Task to carry out
Only the number is wanted: how many lines contain the word "ylabel"?

Extracted data
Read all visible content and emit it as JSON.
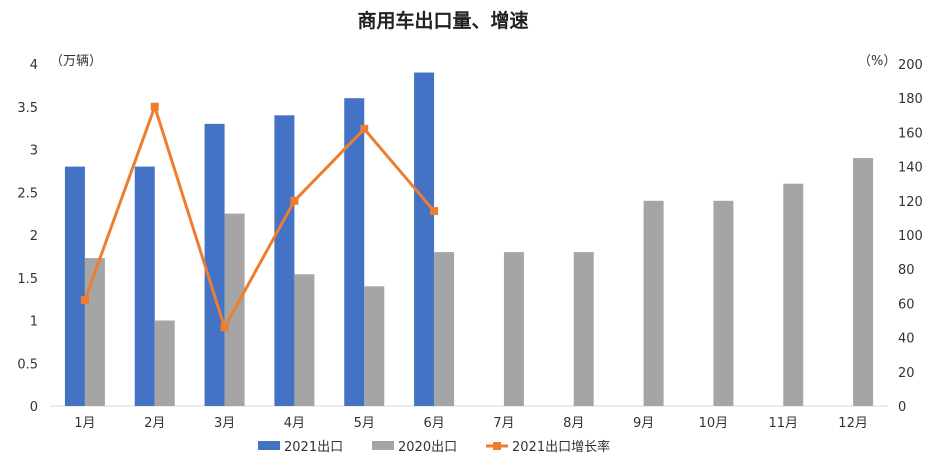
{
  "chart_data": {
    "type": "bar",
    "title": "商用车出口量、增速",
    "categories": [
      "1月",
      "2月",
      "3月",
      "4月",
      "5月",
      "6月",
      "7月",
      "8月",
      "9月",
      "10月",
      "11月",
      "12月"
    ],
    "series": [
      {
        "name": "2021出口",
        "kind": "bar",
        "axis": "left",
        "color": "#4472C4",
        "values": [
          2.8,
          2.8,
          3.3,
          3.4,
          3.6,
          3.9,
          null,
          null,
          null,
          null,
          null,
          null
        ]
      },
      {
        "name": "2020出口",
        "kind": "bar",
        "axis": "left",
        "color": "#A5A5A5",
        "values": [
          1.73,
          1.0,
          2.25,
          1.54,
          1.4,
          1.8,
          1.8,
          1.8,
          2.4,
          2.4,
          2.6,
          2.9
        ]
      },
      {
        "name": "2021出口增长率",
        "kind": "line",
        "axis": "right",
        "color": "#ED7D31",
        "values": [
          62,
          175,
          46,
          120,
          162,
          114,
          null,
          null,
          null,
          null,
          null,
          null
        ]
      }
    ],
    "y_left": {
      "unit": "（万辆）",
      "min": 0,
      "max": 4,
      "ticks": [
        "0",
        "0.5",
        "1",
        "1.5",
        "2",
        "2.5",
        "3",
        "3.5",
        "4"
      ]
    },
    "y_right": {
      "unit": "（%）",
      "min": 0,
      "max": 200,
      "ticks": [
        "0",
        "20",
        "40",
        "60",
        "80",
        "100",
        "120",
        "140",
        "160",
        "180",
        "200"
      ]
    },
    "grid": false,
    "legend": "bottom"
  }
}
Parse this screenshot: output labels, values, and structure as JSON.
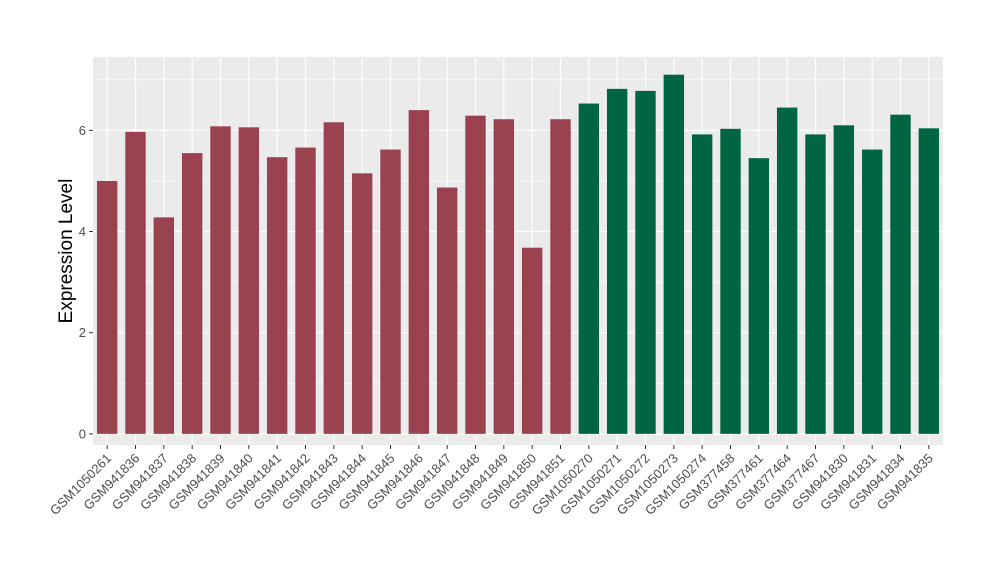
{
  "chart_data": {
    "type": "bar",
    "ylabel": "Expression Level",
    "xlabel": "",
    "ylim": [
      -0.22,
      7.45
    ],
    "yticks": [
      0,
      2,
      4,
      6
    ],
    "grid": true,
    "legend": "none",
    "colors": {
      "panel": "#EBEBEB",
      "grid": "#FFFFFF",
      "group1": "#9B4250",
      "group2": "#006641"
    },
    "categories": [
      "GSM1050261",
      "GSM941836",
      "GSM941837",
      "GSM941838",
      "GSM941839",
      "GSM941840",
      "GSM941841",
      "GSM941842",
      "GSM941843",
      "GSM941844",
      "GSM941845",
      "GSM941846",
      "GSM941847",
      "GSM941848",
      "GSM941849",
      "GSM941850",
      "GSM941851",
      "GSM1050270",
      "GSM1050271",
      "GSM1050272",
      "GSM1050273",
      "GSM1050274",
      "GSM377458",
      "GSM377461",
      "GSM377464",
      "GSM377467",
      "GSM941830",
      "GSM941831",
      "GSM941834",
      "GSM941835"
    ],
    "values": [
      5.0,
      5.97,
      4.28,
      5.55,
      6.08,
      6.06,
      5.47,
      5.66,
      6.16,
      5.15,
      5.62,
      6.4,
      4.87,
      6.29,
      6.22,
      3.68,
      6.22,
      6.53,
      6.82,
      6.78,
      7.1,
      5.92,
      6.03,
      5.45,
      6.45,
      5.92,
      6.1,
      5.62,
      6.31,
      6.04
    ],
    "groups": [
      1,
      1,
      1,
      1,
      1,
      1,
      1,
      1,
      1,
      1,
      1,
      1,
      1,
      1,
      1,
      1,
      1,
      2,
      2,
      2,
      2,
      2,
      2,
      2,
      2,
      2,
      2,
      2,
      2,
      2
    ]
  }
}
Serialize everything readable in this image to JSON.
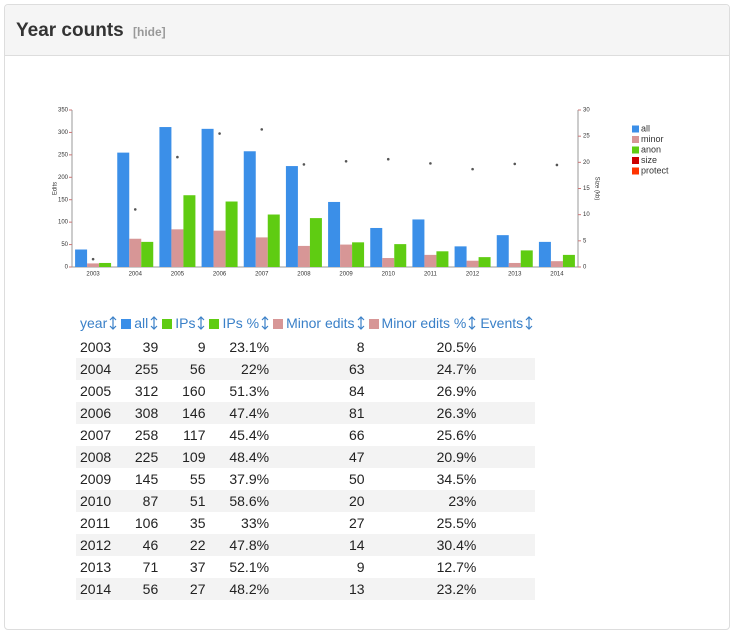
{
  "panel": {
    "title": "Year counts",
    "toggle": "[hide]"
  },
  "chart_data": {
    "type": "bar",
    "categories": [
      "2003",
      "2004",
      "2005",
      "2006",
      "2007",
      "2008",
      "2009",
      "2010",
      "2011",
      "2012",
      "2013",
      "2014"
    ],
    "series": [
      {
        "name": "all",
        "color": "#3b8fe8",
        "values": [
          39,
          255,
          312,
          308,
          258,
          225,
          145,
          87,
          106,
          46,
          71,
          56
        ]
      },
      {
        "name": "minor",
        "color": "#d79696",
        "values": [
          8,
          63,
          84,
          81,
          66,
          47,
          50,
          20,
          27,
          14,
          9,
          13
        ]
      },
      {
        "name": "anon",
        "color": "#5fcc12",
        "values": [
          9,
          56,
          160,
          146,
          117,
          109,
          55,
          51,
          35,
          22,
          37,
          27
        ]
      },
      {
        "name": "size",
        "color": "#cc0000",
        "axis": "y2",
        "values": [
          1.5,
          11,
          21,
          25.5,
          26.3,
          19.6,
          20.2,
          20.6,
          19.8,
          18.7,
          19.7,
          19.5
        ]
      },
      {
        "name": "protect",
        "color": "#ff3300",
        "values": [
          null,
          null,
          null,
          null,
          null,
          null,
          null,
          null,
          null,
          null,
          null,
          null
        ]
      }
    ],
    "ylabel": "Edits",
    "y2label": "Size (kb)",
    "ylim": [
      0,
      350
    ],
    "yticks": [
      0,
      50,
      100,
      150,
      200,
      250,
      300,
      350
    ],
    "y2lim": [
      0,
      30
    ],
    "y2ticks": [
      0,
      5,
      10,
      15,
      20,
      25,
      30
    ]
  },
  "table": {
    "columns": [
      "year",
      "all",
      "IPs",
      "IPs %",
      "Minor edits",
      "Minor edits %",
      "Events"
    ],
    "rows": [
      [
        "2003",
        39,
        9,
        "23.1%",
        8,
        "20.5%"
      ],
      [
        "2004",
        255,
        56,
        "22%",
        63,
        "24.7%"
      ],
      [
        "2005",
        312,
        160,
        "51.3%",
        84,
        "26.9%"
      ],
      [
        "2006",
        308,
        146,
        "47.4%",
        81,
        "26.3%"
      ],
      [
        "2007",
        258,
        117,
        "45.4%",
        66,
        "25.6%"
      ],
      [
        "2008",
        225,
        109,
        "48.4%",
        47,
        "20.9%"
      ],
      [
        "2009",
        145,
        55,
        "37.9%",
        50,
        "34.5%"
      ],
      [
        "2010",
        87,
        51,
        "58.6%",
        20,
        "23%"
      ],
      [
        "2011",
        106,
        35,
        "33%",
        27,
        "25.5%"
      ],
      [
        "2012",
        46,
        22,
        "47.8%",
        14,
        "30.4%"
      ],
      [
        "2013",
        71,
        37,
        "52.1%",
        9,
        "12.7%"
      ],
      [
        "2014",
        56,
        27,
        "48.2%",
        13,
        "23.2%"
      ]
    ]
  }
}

Full solution
2